#### WHAT TO PRODUCE
All of the listing below must be repeated word for word. Pictures are the only thing to omit.

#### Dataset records
··········
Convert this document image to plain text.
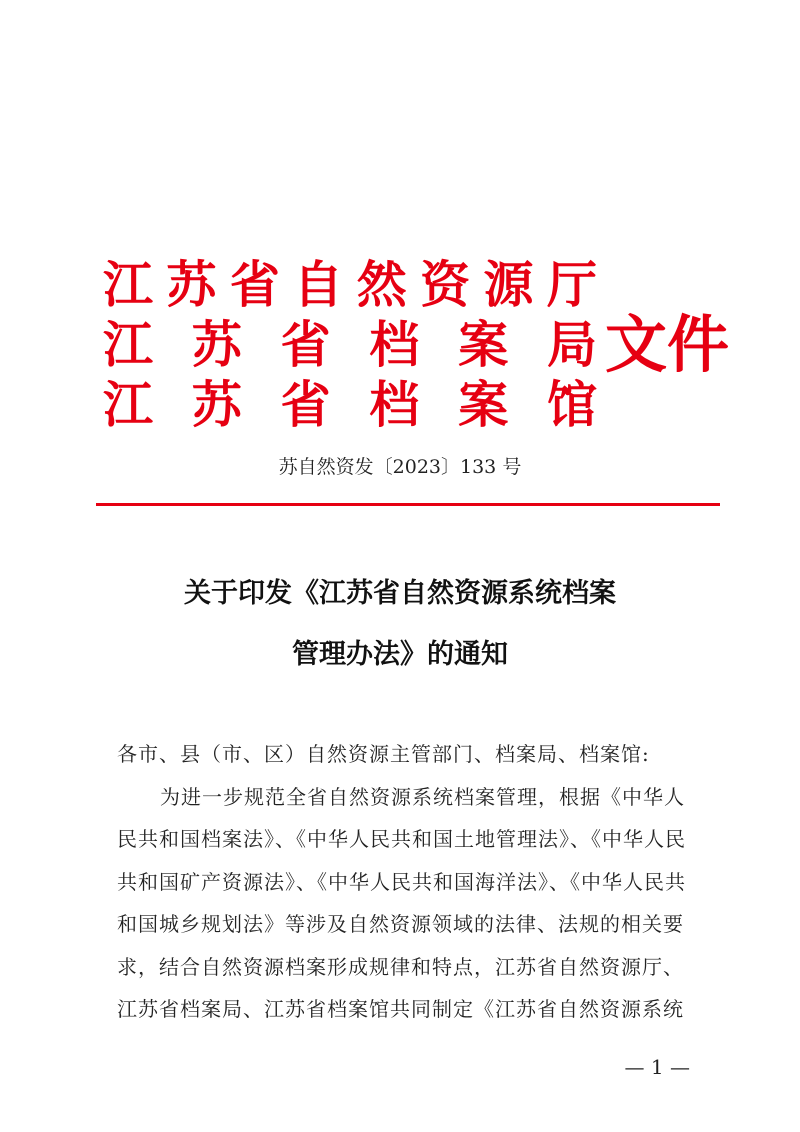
江 苏 省 自 然 资 源 厅
江 苏 省 档 案 局
江 苏 省 档 案 馆
文件
苏自然资发〔2023〕133 号
关于印发《江苏省自然资源系统档案
管理办法》的通知
各市、县（市、区）自然资源主管部门、档案局、档案馆:
为进一步规范全省自然资源系统档案管理，根据《中华人
民共和国档案法》、《中华人民共和国土地管理法》、《中华人民
共和国矿产资源法》、《中华人民共和国海洋法》、《中华人民共
和国城乡规划法》等涉及自然资源领域的法律、法规的相关要
求，结合自然资源档案形成规律和特点，江苏省自然资源厅、
江苏省档案局、江苏省档案馆共同制定《江苏省自然资源系统
— 1 —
··········
#### WRITTEN RESPONSE
Convert this document image to plain text.
江 苏 省 自 然 资 源 厅
江 苏 省 档 案 局
江 苏 省 档 案 馆
文件
苏自然资发〔2023〕133 号
关于印发《江苏省自然资源系统档案
管理办法》的通知
各市、县（市、区）自然资源主管部门、档案局、档案馆:
为进一步规范全省自然资源系统档案管理，根据《中华人
民共和国档案法》、《中华人民共和国土地管理法》、《中华人民
共和国矿产资源法》、《中华人民共和国海洋法》、《中华人民共
和国城乡规划法》等涉及自然资源领域的法律、法规的相关要
求，结合自然资源档案形成规律和特点，江苏省自然资源厅、
江苏省档案局、江苏省档案馆共同制定《江苏省自然资源系统
— 1 —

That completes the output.